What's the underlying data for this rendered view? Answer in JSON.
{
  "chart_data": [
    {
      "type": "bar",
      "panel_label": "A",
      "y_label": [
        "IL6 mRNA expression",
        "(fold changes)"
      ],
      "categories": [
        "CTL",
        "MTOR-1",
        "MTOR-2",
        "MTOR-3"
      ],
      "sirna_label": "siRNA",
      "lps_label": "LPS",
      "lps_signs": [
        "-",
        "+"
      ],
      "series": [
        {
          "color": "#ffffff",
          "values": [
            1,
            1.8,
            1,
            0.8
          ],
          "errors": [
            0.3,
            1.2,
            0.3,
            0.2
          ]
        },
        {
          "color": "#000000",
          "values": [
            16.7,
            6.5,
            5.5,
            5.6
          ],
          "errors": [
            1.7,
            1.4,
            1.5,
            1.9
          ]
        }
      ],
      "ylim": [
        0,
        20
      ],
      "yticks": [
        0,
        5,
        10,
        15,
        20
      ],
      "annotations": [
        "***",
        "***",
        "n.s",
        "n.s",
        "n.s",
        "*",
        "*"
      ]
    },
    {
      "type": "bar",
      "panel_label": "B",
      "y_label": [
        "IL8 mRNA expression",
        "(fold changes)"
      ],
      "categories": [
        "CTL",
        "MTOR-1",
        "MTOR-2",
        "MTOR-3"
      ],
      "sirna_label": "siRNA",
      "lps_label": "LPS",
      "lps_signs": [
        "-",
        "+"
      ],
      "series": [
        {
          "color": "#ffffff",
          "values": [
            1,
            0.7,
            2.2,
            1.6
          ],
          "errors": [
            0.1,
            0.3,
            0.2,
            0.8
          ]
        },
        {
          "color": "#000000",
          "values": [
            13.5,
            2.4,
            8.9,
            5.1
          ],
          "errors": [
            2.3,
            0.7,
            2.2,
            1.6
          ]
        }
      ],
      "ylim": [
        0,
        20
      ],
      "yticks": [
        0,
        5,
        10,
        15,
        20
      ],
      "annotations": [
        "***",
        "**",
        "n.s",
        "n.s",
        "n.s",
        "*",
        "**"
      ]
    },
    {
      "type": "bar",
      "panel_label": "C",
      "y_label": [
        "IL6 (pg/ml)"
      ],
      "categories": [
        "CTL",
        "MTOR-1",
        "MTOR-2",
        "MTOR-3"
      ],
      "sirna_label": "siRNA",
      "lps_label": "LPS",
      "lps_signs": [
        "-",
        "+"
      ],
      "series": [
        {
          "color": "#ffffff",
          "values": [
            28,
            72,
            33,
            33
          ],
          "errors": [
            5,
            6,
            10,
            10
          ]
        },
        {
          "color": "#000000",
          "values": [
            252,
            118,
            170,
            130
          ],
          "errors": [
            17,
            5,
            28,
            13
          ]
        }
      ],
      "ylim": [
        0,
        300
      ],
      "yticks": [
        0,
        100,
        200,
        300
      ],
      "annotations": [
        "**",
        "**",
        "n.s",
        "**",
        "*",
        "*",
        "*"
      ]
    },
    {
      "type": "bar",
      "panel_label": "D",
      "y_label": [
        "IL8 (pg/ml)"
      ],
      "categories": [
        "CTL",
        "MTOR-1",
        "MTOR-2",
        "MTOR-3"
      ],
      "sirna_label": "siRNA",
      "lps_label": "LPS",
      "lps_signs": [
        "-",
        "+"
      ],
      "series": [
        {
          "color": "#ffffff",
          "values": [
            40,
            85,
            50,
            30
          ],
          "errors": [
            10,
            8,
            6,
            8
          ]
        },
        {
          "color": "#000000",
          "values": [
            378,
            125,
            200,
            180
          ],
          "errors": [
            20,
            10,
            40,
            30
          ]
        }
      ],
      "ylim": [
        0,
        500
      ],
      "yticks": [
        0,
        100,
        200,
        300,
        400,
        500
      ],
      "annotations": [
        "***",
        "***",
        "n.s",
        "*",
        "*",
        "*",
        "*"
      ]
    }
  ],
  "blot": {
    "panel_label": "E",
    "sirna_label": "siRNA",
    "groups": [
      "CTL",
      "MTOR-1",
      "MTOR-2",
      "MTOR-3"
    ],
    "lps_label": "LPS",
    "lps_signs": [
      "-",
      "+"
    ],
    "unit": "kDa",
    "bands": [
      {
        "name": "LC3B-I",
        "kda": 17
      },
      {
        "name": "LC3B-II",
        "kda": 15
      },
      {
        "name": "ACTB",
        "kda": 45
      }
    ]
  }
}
==*==
Exercise brief: All entries should be transcribed verbatim.

Answer to the problem:
What's the underlying data for this rendered view? Answer in JSON.
{
  "chart_data": [
    {
      "type": "bar",
      "panel_label": "A",
      "y_label": [
        "IL6 mRNA expression",
        "(fold changes)"
      ],
      "categories": [
        "CTL",
        "MTOR-1",
        "MTOR-2",
        "MTOR-3"
      ],
      "sirna_label": "siRNA",
      "lps_label": "LPS",
      "lps_signs": [
        "-",
        "+"
      ],
      "series": [
        {
          "color": "#ffffff",
          "values": [
            1,
            1.8,
            1,
            0.8
          ],
          "errors": [
            0.3,
            1.2,
            0.3,
            0.2
          ]
        },
        {
          "color": "#000000",
          "values": [
            16.7,
            6.5,
            5.5,
            5.6
          ],
          "errors": [
            1.7,
            1.4,
            1.5,
            1.9
          ]
        }
      ],
      "ylim": [
        0,
        20
      ],
      "yticks": [
        0,
        5,
        10,
        15,
        20
      ],
      "annotations": [
        "***",
        "***",
        "n.s",
        "n.s",
        "n.s",
        "*",
        "*"
      ]
    },
    {
      "type": "bar",
      "panel_label": "B",
      "y_label": [
        "IL8 mRNA expression",
        "(fold changes)"
      ],
      "categories": [
        "CTL",
        "MTOR-1",
        "MTOR-2",
        "MTOR-3"
      ],
      "sirna_label": "siRNA",
      "lps_label": "LPS",
      "lps_signs": [
        "-",
        "+"
      ],
      "series": [
        {
          "color": "#ffffff",
          "values": [
            1,
            0.7,
            2.2,
            1.6
          ],
          "errors": [
            0.1,
            0.3,
            0.2,
            0.8
          ]
        },
        {
          "color": "#000000",
          "values": [
            13.5,
            2.4,
            8.9,
            5.1
          ],
          "errors": [
            2.3,
            0.7,
            2.2,
            1.6
          ]
        }
      ],
      "ylim": [
        0,
        20
      ],
      "yticks": [
        0,
        5,
        10,
        15,
        20
      ],
      "annotations": [
        "***",
        "**",
        "n.s",
        "n.s",
        "n.s",
        "*",
        "**"
      ]
    },
    {
      "type": "bar",
      "panel_label": "C",
      "y_label": [
        "IL6 (pg/ml)"
      ],
      "categories": [
        "CTL",
        "MTOR-1",
        "MTOR-2",
        "MTOR-3"
      ],
      "sirna_label": "siRNA",
      "lps_label": "LPS",
      "lps_signs": [
        "-",
        "+"
      ],
      "series": [
        {
          "color": "#ffffff",
          "values": [
            28,
            72,
            33,
            33
          ],
          "errors": [
            5,
            6,
            10,
            10
          ]
        },
        {
          "color": "#000000",
          "values": [
            252,
            118,
            170,
            130
          ],
          "errors": [
            17,
            5,
            28,
            13
          ]
        }
      ],
      "ylim": [
        0,
        300
      ],
      "yticks": [
        0,
        100,
        200,
        300
      ],
      "annotations": [
        "**",
        "**",
        "n.s",
        "**",
        "*",
        "*",
        "*"
      ]
    },
    {
      "type": "bar",
      "panel_label": "D",
      "y_label": [
        "IL8 (pg/ml)"
      ],
      "categories": [
        "CTL",
        "MTOR-1",
        "MTOR-2",
        "MTOR-3"
      ],
      "sirna_label": "siRNA",
      "lps_label": "LPS",
      "lps_signs": [
        "-",
        "+"
      ],
      "series": [
        {
          "color": "#ffffff",
          "values": [
            40,
            85,
            50,
            30
          ],
          "errors": [
            10,
            8,
            6,
            8
          ]
        },
        {
          "color": "#000000",
          "values": [
            378,
            125,
            200,
            180
          ],
          "errors": [
            20,
            10,
            40,
            30
          ]
        }
      ],
      "ylim": [
        0,
        500
      ],
      "yticks": [
        0,
        100,
        200,
        300,
        400,
        500
      ],
      "annotations": [
        "***",
        "***",
        "n.s",
        "*",
        "*",
        "*",
        "*"
      ]
    }
  ],
  "blot": {
    "panel_label": "E",
    "sirna_label": "siRNA",
    "groups": [
      "CTL",
      "MTOR-1",
      "MTOR-2",
      "MTOR-3"
    ],
    "lps_label": "LPS",
    "lps_signs": [
      "-",
      "+"
    ],
    "unit": "kDa",
    "bands": [
      {
        "name": "LC3B-I",
        "kda": 17
      },
      {
        "name": "LC3B-II",
        "kda": 15
      },
      {
        "name": "ACTB",
        "kda": 45
      }
    ]
  }
}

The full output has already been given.